● Task objective:
Return, word for word, the lines of the listing from its start through the line containing "colorbar-control-tick-label: 0.85 <box>1374", and no other lines.

┌─ Data for this task

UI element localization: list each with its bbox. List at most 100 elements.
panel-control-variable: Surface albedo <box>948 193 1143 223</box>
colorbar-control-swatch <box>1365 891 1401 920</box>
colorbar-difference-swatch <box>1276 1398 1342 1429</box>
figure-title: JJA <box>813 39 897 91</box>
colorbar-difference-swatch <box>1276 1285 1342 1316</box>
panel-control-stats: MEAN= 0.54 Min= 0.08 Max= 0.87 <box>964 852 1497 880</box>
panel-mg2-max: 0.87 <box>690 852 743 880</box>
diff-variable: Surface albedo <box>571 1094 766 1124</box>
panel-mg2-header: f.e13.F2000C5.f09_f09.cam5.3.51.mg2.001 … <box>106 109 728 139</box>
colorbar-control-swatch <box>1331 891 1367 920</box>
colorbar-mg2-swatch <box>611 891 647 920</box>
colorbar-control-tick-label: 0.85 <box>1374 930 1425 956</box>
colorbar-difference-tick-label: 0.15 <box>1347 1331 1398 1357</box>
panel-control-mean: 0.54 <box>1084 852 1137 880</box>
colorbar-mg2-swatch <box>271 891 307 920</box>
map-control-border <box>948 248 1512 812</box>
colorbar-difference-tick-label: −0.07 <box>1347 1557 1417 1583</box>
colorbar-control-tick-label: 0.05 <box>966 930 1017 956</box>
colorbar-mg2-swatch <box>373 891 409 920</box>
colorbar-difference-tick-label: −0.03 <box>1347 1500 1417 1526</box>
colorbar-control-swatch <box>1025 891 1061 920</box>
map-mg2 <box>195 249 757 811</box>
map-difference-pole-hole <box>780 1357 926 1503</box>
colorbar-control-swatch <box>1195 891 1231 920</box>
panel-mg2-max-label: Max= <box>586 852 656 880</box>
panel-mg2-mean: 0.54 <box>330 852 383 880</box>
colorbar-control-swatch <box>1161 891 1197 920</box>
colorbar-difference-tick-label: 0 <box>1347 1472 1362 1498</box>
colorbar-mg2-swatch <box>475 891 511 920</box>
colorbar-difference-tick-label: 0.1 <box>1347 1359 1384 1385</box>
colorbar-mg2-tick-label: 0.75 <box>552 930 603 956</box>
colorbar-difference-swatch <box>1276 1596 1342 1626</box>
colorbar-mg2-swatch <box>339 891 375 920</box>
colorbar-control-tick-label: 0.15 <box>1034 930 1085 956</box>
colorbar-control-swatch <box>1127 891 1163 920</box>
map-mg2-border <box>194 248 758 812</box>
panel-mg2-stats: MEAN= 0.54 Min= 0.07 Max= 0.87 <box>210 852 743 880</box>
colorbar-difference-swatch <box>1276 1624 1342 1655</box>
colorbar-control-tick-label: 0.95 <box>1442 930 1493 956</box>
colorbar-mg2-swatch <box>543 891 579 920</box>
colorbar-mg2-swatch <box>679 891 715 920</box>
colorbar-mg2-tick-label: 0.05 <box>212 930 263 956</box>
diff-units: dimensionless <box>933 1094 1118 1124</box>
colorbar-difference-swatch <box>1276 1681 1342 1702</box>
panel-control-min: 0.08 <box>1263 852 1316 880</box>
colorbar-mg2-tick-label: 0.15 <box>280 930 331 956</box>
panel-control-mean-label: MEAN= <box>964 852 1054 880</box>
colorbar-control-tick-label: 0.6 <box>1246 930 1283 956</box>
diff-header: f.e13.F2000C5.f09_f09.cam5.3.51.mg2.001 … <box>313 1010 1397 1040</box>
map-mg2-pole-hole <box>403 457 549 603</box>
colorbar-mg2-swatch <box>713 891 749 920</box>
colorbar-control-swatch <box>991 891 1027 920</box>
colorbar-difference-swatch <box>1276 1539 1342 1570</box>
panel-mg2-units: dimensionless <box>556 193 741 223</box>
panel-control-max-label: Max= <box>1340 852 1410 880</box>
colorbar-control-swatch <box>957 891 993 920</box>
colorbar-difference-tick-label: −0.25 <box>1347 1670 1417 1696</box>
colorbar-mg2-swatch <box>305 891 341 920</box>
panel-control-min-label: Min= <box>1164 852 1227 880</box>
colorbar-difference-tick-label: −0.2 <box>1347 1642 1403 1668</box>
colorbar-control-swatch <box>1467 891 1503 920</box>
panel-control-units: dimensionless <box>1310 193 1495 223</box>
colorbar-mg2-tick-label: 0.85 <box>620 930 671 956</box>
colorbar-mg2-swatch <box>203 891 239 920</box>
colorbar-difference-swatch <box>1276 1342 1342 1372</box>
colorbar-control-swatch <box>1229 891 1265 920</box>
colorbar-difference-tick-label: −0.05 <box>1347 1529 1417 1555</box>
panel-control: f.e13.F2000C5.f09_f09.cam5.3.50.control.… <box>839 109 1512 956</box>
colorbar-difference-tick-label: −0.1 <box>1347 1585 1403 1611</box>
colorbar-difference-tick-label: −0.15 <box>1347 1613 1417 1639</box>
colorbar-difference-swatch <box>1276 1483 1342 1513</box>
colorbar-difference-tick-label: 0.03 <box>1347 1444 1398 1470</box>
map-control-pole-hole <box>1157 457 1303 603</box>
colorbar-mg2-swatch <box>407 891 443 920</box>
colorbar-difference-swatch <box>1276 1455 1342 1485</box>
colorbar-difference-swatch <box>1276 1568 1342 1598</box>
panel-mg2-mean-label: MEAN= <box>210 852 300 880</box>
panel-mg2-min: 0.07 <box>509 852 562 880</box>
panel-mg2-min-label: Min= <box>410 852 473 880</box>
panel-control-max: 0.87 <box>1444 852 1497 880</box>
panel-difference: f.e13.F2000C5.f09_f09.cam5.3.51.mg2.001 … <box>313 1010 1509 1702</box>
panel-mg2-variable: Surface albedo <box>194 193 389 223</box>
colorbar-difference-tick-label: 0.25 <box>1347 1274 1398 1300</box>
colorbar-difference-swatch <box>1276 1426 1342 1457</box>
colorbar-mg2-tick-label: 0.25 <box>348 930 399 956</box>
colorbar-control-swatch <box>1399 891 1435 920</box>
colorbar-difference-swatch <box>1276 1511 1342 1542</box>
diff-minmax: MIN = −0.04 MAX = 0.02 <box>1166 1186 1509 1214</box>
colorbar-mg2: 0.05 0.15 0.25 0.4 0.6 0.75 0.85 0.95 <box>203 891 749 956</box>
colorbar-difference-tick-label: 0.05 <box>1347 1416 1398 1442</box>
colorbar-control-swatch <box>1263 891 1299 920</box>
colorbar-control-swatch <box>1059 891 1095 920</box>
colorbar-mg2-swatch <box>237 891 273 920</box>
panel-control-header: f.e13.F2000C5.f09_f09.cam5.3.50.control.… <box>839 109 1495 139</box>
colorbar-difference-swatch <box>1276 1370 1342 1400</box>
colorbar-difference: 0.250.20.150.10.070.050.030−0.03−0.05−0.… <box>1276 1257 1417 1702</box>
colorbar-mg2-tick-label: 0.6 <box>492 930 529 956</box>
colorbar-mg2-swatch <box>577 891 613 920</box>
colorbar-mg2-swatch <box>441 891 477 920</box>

└─

● Answer for this exercise:
UI element localization: list each with its bbox. List at most 100 elements.
panel-control-variable: Surface albedo <box>948 193 1143 223</box>
colorbar-control-swatch <box>1365 891 1401 920</box>
colorbar-difference-swatch <box>1276 1398 1342 1429</box>
figure-title: JJA <box>813 39 897 91</box>
colorbar-difference-swatch <box>1276 1285 1342 1316</box>
panel-control-stats: MEAN= 0.54 Min= 0.08 Max= 0.87 <box>964 852 1497 880</box>
panel-mg2-max: 0.87 <box>690 852 743 880</box>
diff-variable: Surface albedo <box>571 1094 766 1124</box>
panel-mg2-header: f.e13.F2000C5.f09_f09.cam5.3.51.mg2.001 … <box>106 109 728 139</box>
colorbar-control-swatch <box>1331 891 1367 920</box>
colorbar-mg2-swatch <box>611 891 647 920</box>
colorbar-control-tick-label: 0.85 <box>1374 930 1425 956</box>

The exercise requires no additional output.